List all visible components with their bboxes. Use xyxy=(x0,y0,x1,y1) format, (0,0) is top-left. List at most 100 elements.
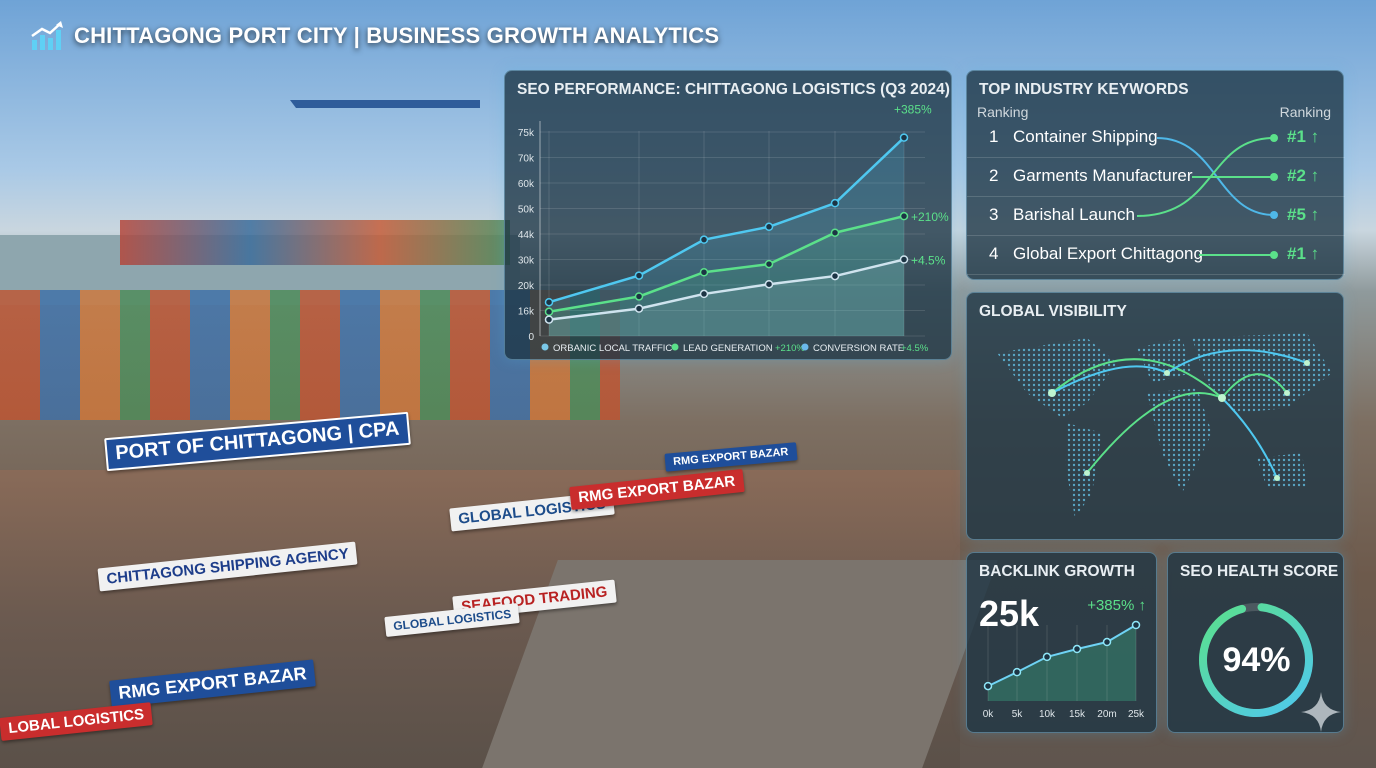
south-america xyxy=(1065,423,1102,518)
data-point xyxy=(830,271,840,281)
legend-label: CONVERSION RATE xyxy=(813,343,904,354)
keyword-name: Global Export Chittagong xyxy=(1013,244,1203,263)
backlink-chart: 0k 5k 10k 15k 20m 25k xyxy=(983,620,1145,720)
y-tick-label: 30k xyxy=(518,256,535,267)
sign-port: PORT OF CHITTAGONG | CPA xyxy=(104,411,411,472)
series-end-label: +210% xyxy=(911,210,949,224)
keyword-row: 2 Garments Manufacturer #2 ↑ xyxy=(967,158,1345,197)
keywords-title: TOP INDUSTRY KEYWORDS xyxy=(979,81,1189,98)
legend-suffix: +210% xyxy=(775,343,805,354)
data-point xyxy=(1012,667,1022,677)
keyword-number: 1 xyxy=(989,127,999,146)
x-tick-label: 10k xyxy=(1039,709,1056,720)
keyword-row: 1 Container Shipping #1 ↑ xyxy=(967,119,1345,158)
europe xyxy=(1137,338,1192,383)
data-point xyxy=(899,211,909,221)
y-tick-label: 16k xyxy=(518,307,535,318)
data-point xyxy=(764,279,774,289)
data-point xyxy=(699,235,709,244)
keyword-row: 4 Global Export Chittagong #1 ↑ xyxy=(967,236,1345,275)
data-point xyxy=(830,198,840,208)
keyword-rank: #5 ↑ xyxy=(1287,205,1320,224)
y-tick-label: 0 xyxy=(528,332,534,343)
series-line xyxy=(548,258,905,321)
data-point xyxy=(764,222,774,232)
x-tick-label: 20m xyxy=(1097,709,1116,720)
data-point xyxy=(544,297,554,307)
data-point xyxy=(1042,652,1052,662)
series-area xyxy=(549,137,904,336)
keywords-right-header: Ranking xyxy=(1279,104,1331,120)
keyword-rank: #1 ↑ xyxy=(1287,244,1320,263)
global-visibility-title: GLOBAL VISIBILITY xyxy=(979,303,1127,320)
x-tick-label: 0k xyxy=(983,709,995,720)
legend-marker xyxy=(541,343,549,351)
series-end-label: +4.5% xyxy=(911,254,946,268)
y-tick-label: 60k xyxy=(518,179,535,190)
x-tick-label: 25k xyxy=(1128,709,1145,720)
keyword-name: Garments Manufacturer xyxy=(1013,166,1193,185)
crane xyxy=(290,100,480,270)
global-visibility-panel: GLOBAL VISIBILITY xyxy=(966,292,1344,540)
seo-health-panel: SEO HEALTH SCORE 94% xyxy=(1167,552,1344,733)
y-tick-label: 70k xyxy=(518,154,535,165)
legend-suffix: +4.5% xyxy=(901,343,929,354)
connector-barishal xyxy=(1136,137,1275,217)
series-line xyxy=(548,214,905,314)
asia xyxy=(1192,333,1332,413)
data-point xyxy=(699,268,709,277)
legend-label: ORBANIC LOCAL TRAFFIC xyxy=(553,343,672,354)
legend-marker xyxy=(801,343,809,351)
australia xyxy=(1257,453,1307,488)
container-ship xyxy=(120,220,510,265)
seo-performance-chart: 75k 70k 60k 50k 44k 30k 20k 16k 0 +385% +210% +4.5%… xyxy=(518,103,949,354)
keyword-name: Container Shipping xyxy=(1013,127,1158,146)
backlink-growth-title: BACKLINK GROWTH xyxy=(979,563,1135,580)
y-tick-label: 20k xyxy=(518,281,535,292)
page-title: CHITTAGONG PORT CITY | BUSINESS GROWTH A… xyxy=(30,20,719,52)
x-tick-label: 15k xyxy=(1069,709,1086,720)
seo-performance-title: SEO PERFORMANCE: CHITTAGONG LOGISTICS (Q… xyxy=(517,81,950,98)
data-point xyxy=(634,292,644,301)
legend-label: LEAD GENERATION xyxy=(683,343,773,354)
y-tick-label: 75k xyxy=(518,128,535,139)
keyword-number: 3 xyxy=(989,205,999,224)
legend-marker xyxy=(671,343,679,351)
data-point xyxy=(899,255,909,264)
data-point xyxy=(544,307,554,317)
keyword-rank: #2 ↑ xyxy=(1287,166,1320,185)
keyword-name: Barishal Launch xyxy=(1013,205,1135,224)
backlink-growth-panel: BACKLINK GROWTH 25k +385% ↑ 0k 5k 10k 15k 20… xyxy=(966,552,1157,733)
keyword-number: 2 xyxy=(989,166,999,185)
backlink-line xyxy=(987,624,1137,688)
title-text: CHITTAGONG PORT CITY | BUSINESS GROWTH A… xyxy=(74,23,720,48)
data-point xyxy=(899,133,909,142)
keyword-rank: #1 ↑ xyxy=(1287,127,1320,146)
africa xyxy=(1147,388,1212,493)
series-end-label: +385% xyxy=(894,103,932,117)
gauge-fill xyxy=(1199,603,1313,717)
x-tick-label: 5k xyxy=(1012,709,1024,720)
keywords-left-header: Ranking xyxy=(977,104,1029,120)
data-point xyxy=(699,289,709,299)
data-point xyxy=(764,259,774,269)
sign-rmg-export-small: RMG EXPORT BAZAR xyxy=(664,442,798,472)
health-score-value: 94% xyxy=(1222,641,1291,679)
sparkle-icon xyxy=(1301,692,1341,732)
data-point xyxy=(1102,637,1112,647)
y-tick-label: 44k xyxy=(518,230,535,241)
data-point xyxy=(634,271,644,280)
y-tick-label: 50k xyxy=(518,205,535,216)
seo-health-title: SEO HEALTH SCORE xyxy=(1180,563,1339,580)
keyword-number: 4 xyxy=(989,244,999,263)
data-point xyxy=(983,681,993,691)
north-america xyxy=(997,338,1117,418)
backlink-total: 25k xyxy=(979,593,1040,634)
seo-performance-panel: SEO PERFORMANCE: CHITTAGONG LOGISTICS (Q… xyxy=(504,70,952,360)
backlink-area xyxy=(988,625,1136,701)
world-map xyxy=(997,333,1332,518)
series-line xyxy=(548,136,905,304)
data-point xyxy=(634,304,644,313)
data-point xyxy=(830,228,840,237)
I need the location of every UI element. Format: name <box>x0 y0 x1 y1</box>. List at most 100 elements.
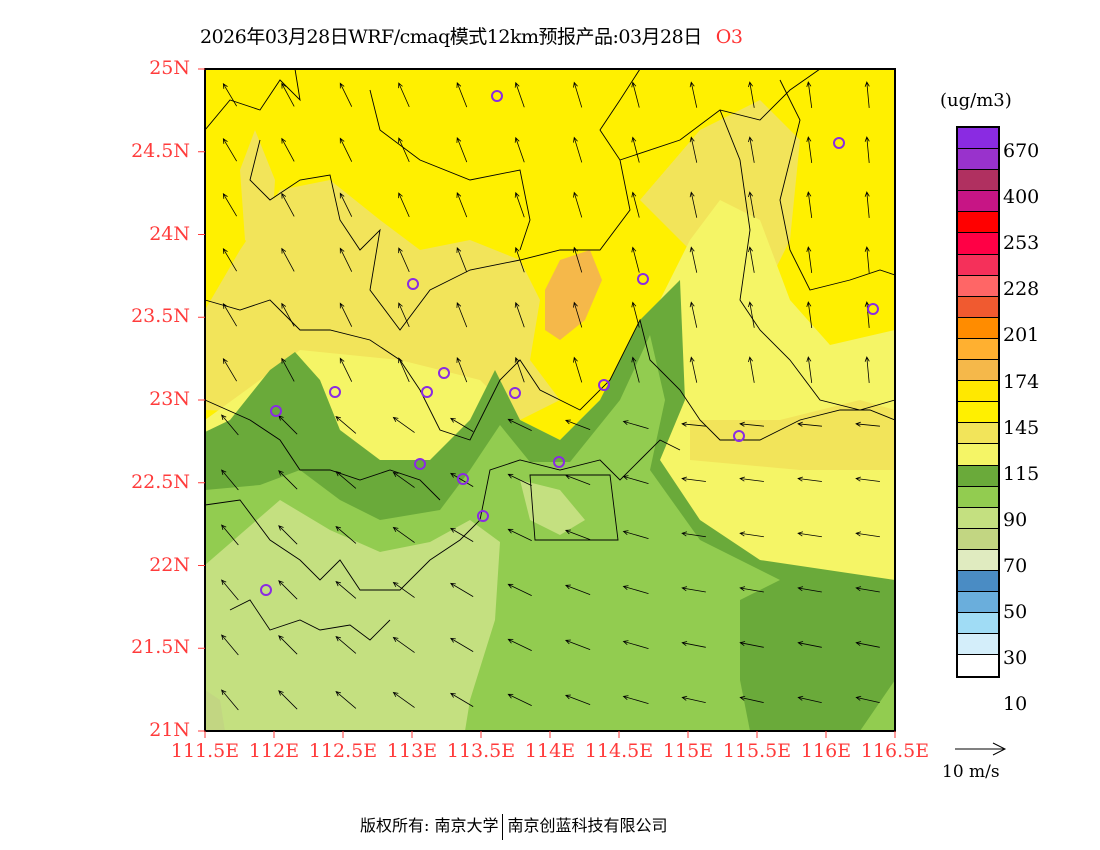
wind-arrow <box>689 246 698 273</box>
wind-arrow <box>864 356 870 383</box>
wind-arrow <box>507 473 532 487</box>
wind-arrow <box>739 476 764 482</box>
lon-label: 116E <box>800 740 852 762</box>
wind-arrow <box>748 136 755 163</box>
wind-arrow <box>855 476 880 482</box>
legend-swatch <box>958 634 998 656</box>
wind-arrow <box>450 637 474 652</box>
wind-arrow <box>514 246 525 273</box>
footer-divider <box>502 813 504 840</box>
lon-label: 114E <box>524 740 576 762</box>
lon-label: 114.5E <box>584 740 654 762</box>
wind-arrow <box>573 301 583 328</box>
wind-arrow <box>335 690 357 709</box>
wind-arrow <box>797 586 822 593</box>
wind-arrow <box>622 585 649 595</box>
wind-reference-label: 10 m/s <box>942 762 1000 782</box>
wind-arrow <box>278 635 298 655</box>
lon-label: 112E <box>248 740 300 762</box>
legend-swatch <box>958 212 998 234</box>
wind-arrow <box>564 584 591 596</box>
wind-arrow <box>564 419 591 431</box>
wind-arrow <box>855 695 880 703</box>
legend-swatch <box>958 296 998 318</box>
wind-arrow <box>748 301 755 328</box>
wind-arrow <box>456 247 468 273</box>
wind-arrow <box>564 639 591 651</box>
lon-label: 113E <box>386 740 438 762</box>
legend-label: 670 <box>1003 140 1040 162</box>
wind-arrow <box>864 136 870 163</box>
wind-arrow <box>398 302 410 328</box>
wind-arrow <box>748 246 755 273</box>
wind-arrow <box>514 81 525 108</box>
legend-swatch <box>958 423 998 445</box>
legend-label: 174 <box>1003 370 1040 393</box>
lat-label: 21N <box>149 719 190 741</box>
wind-arrow <box>689 136 698 163</box>
legend-swatch <box>958 149 998 171</box>
wind-arrow <box>564 474 591 486</box>
wind-arrow <box>221 414 239 436</box>
wind-arrow <box>806 136 813 163</box>
legend-label: 30 <box>1003 647 1028 670</box>
legend-swatch <box>958 549 998 571</box>
wind-arrow <box>631 301 640 328</box>
wind-arrow <box>507 583 532 597</box>
legend-swatch <box>958 528 998 550</box>
lon-label: 115E <box>662 740 714 762</box>
legend-swatch <box>958 444 998 466</box>
wind-arrow <box>398 192 410 218</box>
wind-arrow <box>281 192 295 217</box>
wind-arrow <box>281 302 295 327</box>
lat-label: 21.5N <box>131 636 190 659</box>
legend-label: 201 <box>1003 324 1040 347</box>
legend-swatch <box>958 655 998 677</box>
wind-arrow <box>573 136 583 163</box>
copyright-owner: 版权所有: 南京大学 <box>360 816 499 835</box>
wind-arrow <box>748 81 755 108</box>
wind-arrow <box>806 301 813 328</box>
wind-arrow <box>398 247 410 273</box>
wind-arrow <box>221 634 239 656</box>
wind-arrow <box>392 581 415 598</box>
wind-arrow <box>222 358 238 382</box>
wind-arrow <box>392 416 415 433</box>
axis-ticks <box>198 68 896 738</box>
wind-arrow <box>392 636 415 653</box>
wind-arrow <box>739 586 764 593</box>
wind-arrow <box>748 191 755 218</box>
legend-swatch <box>958 507 998 529</box>
wind-arrow <box>278 525 298 545</box>
wind-arrow <box>335 525 357 544</box>
wind-arrow <box>681 586 706 593</box>
wind-arrow <box>281 357 295 382</box>
lat-label: 22.5N <box>131 470 190 493</box>
legend-swatch <box>958 381 998 403</box>
wind-arrow <box>339 82 353 107</box>
wind-arrow <box>681 531 706 538</box>
wind-arrow <box>631 81 640 108</box>
wind-arrow <box>564 529 591 541</box>
title-text: 2026年03月28日WRF/cmaq模式12km预报产品:03月28日 <box>200 26 702 48</box>
copyright-footer: 版权所有: 南京大学 南京创蓝科技有限公司 <box>360 812 668 840</box>
wind-arrow <box>278 470 298 490</box>
legend-label: 90 <box>1003 508 1028 531</box>
admin-boundaries <box>204 68 896 641</box>
legend-swatch <box>958 191 998 213</box>
wind-arrow <box>631 191 640 218</box>
wind-arrow <box>564 694 591 706</box>
wind-arrow <box>739 695 764 703</box>
wind-arrow <box>864 301 870 328</box>
wind-arrow <box>681 695 706 703</box>
wind-arrow <box>748 356 755 383</box>
wind-arrow <box>864 191 870 218</box>
color-legend <box>956 126 1000 679</box>
wind-arrow <box>689 81 698 108</box>
legend-label: 253 <box>1003 232 1040 255</box>
wind-arrow <box>339 137 353 162</box>
wind-arrow <box>335 415 357 434</box>
wind-arrow <box>450 417 474 432</box>
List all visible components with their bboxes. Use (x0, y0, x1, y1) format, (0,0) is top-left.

▸ **Instructions to follow**
Return the lines from the line with "south-america xyxy=(1065,423,1102,518)" up to and including the line with "keywords-title: TOP INDUSTRY", copied character for character.

▸ **Right answer**
south-america xyxy=(1065,423,1102,518)
data-point xyxy=(830,271,840,281)
legend-label: CONVERSION RATE xyxy=(813,343,904,354)
keyword-name: Global Export Chittagong xyxy=(1013,244,1203,263)
backlink-chart: 0k 5k 10k 15k 20m 25k xyxy=(983,620,1145,720)
y-tick-label: 30k xyxy=(518,256,535,267)
sign-port: PORT OF CHITTAGONG | CPA xyxy=(104,411,411,472)
series-end-label: +210% xyxy=(911,210,949,224)
keyword-row: 2 Garments Manufacturer #2 ↑ xyxy=(967,158,1345,197)
keywords-title: TOP INDUSTRY KEYWORDS xyxy=(979,81,1189,98)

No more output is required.